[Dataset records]

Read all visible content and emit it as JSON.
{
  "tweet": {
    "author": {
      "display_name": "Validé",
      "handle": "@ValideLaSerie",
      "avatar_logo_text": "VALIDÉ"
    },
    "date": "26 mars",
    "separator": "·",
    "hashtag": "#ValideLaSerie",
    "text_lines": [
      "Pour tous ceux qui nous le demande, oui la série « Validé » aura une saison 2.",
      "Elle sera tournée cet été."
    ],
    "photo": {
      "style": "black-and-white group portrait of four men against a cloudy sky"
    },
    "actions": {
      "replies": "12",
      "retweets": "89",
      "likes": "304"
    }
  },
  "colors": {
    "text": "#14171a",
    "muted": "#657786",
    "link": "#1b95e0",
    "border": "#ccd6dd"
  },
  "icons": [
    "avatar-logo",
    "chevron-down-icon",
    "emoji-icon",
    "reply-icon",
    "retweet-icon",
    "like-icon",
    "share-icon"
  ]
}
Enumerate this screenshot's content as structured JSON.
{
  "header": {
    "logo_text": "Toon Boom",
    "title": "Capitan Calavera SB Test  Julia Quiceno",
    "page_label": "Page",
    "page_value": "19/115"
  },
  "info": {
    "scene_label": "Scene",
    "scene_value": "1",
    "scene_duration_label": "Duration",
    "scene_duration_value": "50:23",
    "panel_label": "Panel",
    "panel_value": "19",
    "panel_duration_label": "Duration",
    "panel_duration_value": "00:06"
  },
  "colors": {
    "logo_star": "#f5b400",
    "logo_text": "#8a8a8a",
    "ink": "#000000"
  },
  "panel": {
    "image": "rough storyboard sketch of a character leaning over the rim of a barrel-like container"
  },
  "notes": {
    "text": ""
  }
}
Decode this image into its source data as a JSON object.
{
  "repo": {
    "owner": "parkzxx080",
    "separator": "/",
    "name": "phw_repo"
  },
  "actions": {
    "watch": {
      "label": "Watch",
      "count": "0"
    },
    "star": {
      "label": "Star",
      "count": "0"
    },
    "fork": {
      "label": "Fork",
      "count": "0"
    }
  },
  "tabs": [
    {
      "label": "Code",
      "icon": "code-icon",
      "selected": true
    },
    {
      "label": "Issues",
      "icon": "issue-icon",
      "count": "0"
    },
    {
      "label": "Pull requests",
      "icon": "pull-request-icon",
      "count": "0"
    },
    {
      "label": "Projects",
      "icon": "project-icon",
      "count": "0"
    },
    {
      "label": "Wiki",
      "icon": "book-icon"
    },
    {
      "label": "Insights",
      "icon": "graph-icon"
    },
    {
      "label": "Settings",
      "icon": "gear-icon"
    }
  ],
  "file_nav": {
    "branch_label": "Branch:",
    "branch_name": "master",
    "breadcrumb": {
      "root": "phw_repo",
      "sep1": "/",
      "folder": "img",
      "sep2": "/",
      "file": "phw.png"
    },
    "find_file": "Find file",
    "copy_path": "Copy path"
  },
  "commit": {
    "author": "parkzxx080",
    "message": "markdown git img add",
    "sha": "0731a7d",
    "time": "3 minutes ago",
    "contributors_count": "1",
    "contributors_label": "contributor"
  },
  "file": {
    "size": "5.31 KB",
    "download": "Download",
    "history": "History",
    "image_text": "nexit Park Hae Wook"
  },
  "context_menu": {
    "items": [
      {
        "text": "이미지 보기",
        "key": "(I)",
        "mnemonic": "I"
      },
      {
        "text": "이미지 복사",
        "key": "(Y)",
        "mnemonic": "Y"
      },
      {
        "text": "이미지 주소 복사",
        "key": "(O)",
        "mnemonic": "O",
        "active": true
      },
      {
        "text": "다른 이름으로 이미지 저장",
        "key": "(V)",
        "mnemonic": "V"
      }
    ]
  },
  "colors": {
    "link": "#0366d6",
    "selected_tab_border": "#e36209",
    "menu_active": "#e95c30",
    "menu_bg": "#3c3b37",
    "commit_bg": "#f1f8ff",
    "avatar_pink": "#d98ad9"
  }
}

▸ **GIVEN TASK**:
Every record should be repeated exactly; please leave none out.

▸ **SOLUTION FOR THIS PROBLEM**:
Read all visible content and emit it as JSON.
{
  "tweet": {
    "author": {
      "display_name": "Validé",
      "handle": "@ValideLaSerie",
      "avatar_logo_text": "VALIDÉ"
    },
    "date": "26 mars",
    "separator": "·",
    "hashtag": "#ValideLaSerie",
    "text_lines": [
      "Pour tous ceux qui nous le demande, oui la série « Validé » aura une saison 2.",
      "Elle sera tournée cet été."
    ],
    "photo": {
      "style": "black-and-white group portrait of four men against a cloudy sky"
    },
    "actions": {
      "replies": "12",
      "retweets": "89",
      "likes": "304"
    }
  },
  "colors": {
    "text": "#14171a",
    "muted": "#657786",
    "link": "#1b95e0",
    "border": "#ccd6dd"
  },
  "icons": [
    "avatar-logo",
    "chevron-down-icon",
    "emoji-icon",
    "reply-icon",
    "retweet-icon",
    "like-icon",
    "share-icon"
  ]
}
Enumerate this screenshot's content as structured JSON.
{
  "header": {
    "logo_text": "Toon Boom",
    "title": "Capitan Calavera SB Test  Julia Quiceno",
    "page_label": "Page",
    "page_value": "19/115"
  },
  "info": {
    "scene_label": "Scene",
    "scene_value": "1",
    "scene_duration_label": "Duration",
    "scene_duration_value": "50:23",
    "panel_label": "Panel",
    "panel_value": "19",
    "panel_duration_label": "Duration",
    "panel_duration_value": "00:06"
  },
  "colors": {
    "logo_star": "#f5b400",
    "logo_text": "#8a8a8a",
    "ink": "#000000"
  },
  "panel": {
    "image": "rough storyboard sketch of a character leaning over the rim of a barrel-like container"
  },
  "notes": {
    "text": ""
  }
}
Decode this image into its source data as a JSON object.
{
  "repo": {
    "owner": "parkzxx080",
    "separator": "/",
    "name": "phw_repo"
  },
  "actions": {
    "watch": {
      "label": "Watch",
      "count": "0"
    },
    "star": {
      "label": "Star",
      "count": "0"
    },
    "fork": {
      "label": "Fork",
      "count": "0"
    }
  },
  "tabs": [
    {
      "label": "Code",
      "icon": "code-icon",
      "selected": true
    },
    {
      "label": "Issues",
      "icon": "issue-icon",
      "count": "0"
    },
    {
      "label": "Pull requests",
      "icon": "pull-request-icon",
      "count": "0"
    },
    {
      "label": "Projects",
      "icon": "project-icon",
      "count": "0"
    },
    {
      "label": "Wiki",
      "icon": "book-icon"
    },
    {
      "label": "Insights",
      "icon": "graph-icon"
    },
    {
      "label": "Settings",
      "icon": "gear-icon"
    }
  ],
  "file_nav": {
    "branch_label": "Branch:",
    "branch_name": "master",
    "breadcrumb": {
      "root": "phw_repo",
      "sep1": "/",
      "folder": "img",
      "sep2": "/",
      "file": "phw.png"
    },
    "find_file": "Find file",
    "copy_path": "Copy path"
  },
  "commit": {
    "author": "parkzxx080",
    "message": "markdown git img add",
    "sha": "0731a7d",
    "time": "3 minutes ago",
    "contributors_count": "1",
    "contributors_label": "contributor"
  },
  "file": {
    "size": "5.31 KB",
    "download": "Download",
    "history": "History",
    "image_text": "nexit Park Hae Wook"
  },
  "context_menu": {
    "items": [
      {
        "text": "이미지 보기",
        "key": "(I)",
        "mnemonic": "I"
      },
      {
        "text": "이미지 복사",
        "key": "(Y)",
        "mnemonic": "Y"
      },
      {
        "text": "이미지 주소 복사",
        "key": "(O)",
        "mnemonic": "O",
        "active": true
      },
      {
        "text": "다른 이름으로 이미지 저장",
        "key": "(V)",
        "mnemonic": "V"
      }
    ]
  },
  "colors": {
    "link": "#0366d6",
    "selected_tab_border": "#e36209",
    "menu_active": "#e95c30",
    "menu_bg": "#3c3b37",
    "commit_bg": "#f1f8ff",
    "avatar_pink": "#d98ad9"
  }
}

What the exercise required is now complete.